After tuberculosis diminished after World War II, the activity of the hospital changed with injections, mass inspections and medical treatments and in 1959 the hospital was renamed the Laakso Hospital. With the introduction of the folk health law in 1972, the hospital has served at the healthcare centre hospital of the western major district in Helsinki, also providing special healthcare for the inhabitants of the entire city. Currently the Laakso Hospital has departments for inpatients as well as a day home hospital and outpatient clinics for internal organ diseases and neurology. The hospital also has an X-ray department belonging to the HUS hospital collective and a HUS-LAB laboratory.

In the 1970s and 1980s additional buildings, apartments and a daycare centre were built in the area. The Laakso healthcare station was active in a building built at this time (building number 4) until 2022 when it was dismantled to make room for a new large-scale psychiatric hospital with 900 bed places.

===Laakso Common Hospital from 2026-===
The new Laakso Common Hospital for geriatrics and psychiatry will replace the somatic inpatient departments of the Laakso Hospital, part of the activity of the Suursuo Hospital and the psychiatric activity of the Aurora Hospital. As for HUS activity, the new common hospital will replace the Psychiatric Centre (previously known as the Hesperia Hospital) and the departments for children's psychiatric care. The first phase of the construction will be completed in 2026.

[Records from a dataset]
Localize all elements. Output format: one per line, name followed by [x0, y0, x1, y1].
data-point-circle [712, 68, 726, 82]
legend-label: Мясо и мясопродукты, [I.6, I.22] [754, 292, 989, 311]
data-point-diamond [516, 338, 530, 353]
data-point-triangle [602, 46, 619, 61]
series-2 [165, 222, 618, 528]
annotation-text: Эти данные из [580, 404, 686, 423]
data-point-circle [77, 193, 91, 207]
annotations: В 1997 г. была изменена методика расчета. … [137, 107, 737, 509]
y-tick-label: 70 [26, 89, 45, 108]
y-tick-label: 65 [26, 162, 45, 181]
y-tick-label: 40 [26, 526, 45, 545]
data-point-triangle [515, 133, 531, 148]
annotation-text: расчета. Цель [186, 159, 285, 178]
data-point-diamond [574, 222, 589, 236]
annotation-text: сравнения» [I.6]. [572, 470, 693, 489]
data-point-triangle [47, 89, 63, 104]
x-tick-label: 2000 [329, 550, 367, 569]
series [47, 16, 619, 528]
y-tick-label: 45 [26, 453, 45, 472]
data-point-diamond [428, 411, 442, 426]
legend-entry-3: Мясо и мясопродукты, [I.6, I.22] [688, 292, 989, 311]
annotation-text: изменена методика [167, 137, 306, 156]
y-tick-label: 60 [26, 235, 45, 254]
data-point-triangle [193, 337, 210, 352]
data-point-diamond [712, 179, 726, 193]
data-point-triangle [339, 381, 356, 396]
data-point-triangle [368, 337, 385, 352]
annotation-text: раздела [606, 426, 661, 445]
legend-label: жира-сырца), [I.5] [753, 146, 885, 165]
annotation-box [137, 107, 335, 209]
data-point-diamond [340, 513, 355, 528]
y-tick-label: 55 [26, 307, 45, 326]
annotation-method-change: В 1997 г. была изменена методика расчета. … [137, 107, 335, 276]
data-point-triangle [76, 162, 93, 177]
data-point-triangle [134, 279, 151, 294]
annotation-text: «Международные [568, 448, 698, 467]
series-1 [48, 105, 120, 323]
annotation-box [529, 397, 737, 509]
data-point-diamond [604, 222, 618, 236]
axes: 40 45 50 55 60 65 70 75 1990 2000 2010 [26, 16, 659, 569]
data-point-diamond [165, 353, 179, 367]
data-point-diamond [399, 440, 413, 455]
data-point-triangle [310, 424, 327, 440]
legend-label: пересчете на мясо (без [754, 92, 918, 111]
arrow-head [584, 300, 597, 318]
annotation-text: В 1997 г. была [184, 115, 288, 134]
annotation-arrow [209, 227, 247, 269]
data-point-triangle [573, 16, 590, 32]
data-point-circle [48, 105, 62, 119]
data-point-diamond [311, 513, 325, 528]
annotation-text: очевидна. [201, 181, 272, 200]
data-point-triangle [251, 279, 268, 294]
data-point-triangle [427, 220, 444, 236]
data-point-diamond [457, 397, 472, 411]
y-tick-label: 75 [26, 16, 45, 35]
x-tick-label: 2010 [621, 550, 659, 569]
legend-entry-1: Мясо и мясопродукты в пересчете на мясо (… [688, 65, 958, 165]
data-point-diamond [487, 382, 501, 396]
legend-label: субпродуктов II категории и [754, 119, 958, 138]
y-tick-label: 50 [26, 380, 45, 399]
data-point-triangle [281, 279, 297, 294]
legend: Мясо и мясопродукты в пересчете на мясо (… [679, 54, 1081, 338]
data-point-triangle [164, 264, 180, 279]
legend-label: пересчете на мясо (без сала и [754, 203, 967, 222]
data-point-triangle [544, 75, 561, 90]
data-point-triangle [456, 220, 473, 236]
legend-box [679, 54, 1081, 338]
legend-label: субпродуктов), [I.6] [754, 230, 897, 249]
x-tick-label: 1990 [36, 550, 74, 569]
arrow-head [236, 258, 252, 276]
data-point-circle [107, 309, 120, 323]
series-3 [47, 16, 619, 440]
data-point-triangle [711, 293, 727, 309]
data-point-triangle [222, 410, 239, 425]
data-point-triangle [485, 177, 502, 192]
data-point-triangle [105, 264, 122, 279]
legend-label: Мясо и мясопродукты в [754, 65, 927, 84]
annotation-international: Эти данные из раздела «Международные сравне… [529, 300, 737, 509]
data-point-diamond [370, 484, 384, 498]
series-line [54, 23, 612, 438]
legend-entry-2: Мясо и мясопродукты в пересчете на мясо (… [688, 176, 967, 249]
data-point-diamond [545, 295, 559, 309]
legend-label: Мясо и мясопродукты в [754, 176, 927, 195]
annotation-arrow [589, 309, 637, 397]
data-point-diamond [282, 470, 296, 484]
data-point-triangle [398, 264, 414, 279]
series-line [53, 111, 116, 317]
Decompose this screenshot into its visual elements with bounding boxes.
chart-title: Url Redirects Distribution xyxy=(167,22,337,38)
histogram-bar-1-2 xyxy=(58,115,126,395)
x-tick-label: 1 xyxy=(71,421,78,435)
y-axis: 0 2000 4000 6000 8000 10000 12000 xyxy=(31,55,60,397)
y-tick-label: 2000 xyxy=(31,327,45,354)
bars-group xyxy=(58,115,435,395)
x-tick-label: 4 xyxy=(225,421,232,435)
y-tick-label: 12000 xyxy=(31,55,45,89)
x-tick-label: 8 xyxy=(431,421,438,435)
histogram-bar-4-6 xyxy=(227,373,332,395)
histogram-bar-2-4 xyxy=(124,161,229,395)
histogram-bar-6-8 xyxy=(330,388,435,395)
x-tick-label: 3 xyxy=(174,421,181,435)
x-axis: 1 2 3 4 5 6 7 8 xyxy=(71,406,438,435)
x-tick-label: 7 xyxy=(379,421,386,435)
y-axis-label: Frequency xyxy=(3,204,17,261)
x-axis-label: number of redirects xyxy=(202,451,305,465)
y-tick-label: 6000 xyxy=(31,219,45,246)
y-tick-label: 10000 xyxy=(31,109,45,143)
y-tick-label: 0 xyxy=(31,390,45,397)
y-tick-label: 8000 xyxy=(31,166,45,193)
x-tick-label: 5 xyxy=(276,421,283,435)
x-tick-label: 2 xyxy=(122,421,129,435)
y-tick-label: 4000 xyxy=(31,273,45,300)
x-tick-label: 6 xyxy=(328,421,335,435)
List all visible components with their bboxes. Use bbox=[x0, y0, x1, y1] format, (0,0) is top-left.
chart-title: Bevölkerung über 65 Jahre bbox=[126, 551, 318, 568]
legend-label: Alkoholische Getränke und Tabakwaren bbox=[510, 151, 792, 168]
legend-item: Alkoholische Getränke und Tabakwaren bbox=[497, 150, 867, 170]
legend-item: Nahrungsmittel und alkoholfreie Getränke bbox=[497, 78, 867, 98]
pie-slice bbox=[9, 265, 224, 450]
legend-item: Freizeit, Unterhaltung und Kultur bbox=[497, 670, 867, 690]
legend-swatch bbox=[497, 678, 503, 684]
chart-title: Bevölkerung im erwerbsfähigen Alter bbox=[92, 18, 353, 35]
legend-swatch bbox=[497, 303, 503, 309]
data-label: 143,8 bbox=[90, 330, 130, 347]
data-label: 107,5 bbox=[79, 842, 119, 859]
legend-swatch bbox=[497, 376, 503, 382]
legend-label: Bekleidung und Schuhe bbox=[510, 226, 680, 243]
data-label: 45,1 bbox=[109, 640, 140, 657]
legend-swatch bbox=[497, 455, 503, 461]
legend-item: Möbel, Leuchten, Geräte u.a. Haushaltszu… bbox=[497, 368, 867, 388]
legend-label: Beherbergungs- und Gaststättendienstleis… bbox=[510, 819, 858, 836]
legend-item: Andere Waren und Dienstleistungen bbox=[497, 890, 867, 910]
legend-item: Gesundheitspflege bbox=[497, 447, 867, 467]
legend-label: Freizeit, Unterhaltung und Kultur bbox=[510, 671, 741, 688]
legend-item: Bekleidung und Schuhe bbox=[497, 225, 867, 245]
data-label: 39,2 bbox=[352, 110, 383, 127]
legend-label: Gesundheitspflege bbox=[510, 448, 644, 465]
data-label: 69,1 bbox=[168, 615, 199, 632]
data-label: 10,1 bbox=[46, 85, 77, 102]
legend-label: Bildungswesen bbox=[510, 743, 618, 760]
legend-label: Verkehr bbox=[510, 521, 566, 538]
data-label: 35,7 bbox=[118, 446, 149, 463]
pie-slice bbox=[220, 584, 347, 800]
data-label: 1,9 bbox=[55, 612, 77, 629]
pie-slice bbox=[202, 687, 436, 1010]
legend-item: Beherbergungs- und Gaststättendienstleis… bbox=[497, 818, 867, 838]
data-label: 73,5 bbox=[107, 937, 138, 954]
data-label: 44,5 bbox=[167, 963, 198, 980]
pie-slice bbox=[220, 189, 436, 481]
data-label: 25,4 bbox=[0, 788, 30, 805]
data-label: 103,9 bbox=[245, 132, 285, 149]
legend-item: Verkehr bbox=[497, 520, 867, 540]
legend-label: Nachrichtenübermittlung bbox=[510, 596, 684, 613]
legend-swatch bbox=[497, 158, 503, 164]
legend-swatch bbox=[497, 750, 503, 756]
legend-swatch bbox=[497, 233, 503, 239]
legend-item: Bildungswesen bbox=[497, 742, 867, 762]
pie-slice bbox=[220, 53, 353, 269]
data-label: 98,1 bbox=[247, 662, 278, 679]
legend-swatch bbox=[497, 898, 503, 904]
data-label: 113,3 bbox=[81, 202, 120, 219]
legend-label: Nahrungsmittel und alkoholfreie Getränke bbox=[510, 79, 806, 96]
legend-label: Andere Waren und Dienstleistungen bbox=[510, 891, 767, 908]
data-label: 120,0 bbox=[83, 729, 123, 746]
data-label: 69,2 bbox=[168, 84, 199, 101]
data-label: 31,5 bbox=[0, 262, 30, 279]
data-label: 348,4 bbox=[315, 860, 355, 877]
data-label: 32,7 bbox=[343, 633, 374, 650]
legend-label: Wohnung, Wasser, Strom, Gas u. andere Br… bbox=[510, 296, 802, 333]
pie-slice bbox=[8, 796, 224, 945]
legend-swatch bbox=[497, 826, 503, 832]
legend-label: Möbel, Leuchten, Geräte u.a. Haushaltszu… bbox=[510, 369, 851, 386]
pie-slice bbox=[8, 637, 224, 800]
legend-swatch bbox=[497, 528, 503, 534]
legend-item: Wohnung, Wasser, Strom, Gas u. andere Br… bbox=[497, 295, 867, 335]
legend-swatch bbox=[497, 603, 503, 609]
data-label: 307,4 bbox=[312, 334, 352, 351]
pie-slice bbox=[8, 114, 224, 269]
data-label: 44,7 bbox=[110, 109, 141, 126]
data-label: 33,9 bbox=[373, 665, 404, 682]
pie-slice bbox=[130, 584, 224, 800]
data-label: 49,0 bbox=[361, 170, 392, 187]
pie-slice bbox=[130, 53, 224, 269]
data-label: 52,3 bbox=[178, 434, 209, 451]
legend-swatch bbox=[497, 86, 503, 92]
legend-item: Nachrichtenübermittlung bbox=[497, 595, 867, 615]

→ **Description of the task**: The passage on the Laakso Hospital says the Laakso healthcare station operated in building number 4 until 2022. Why was that building dismantled?

→ **Task response**: It was dismantled to make room for a new large-scale psychiatric hospital with 900 bed places.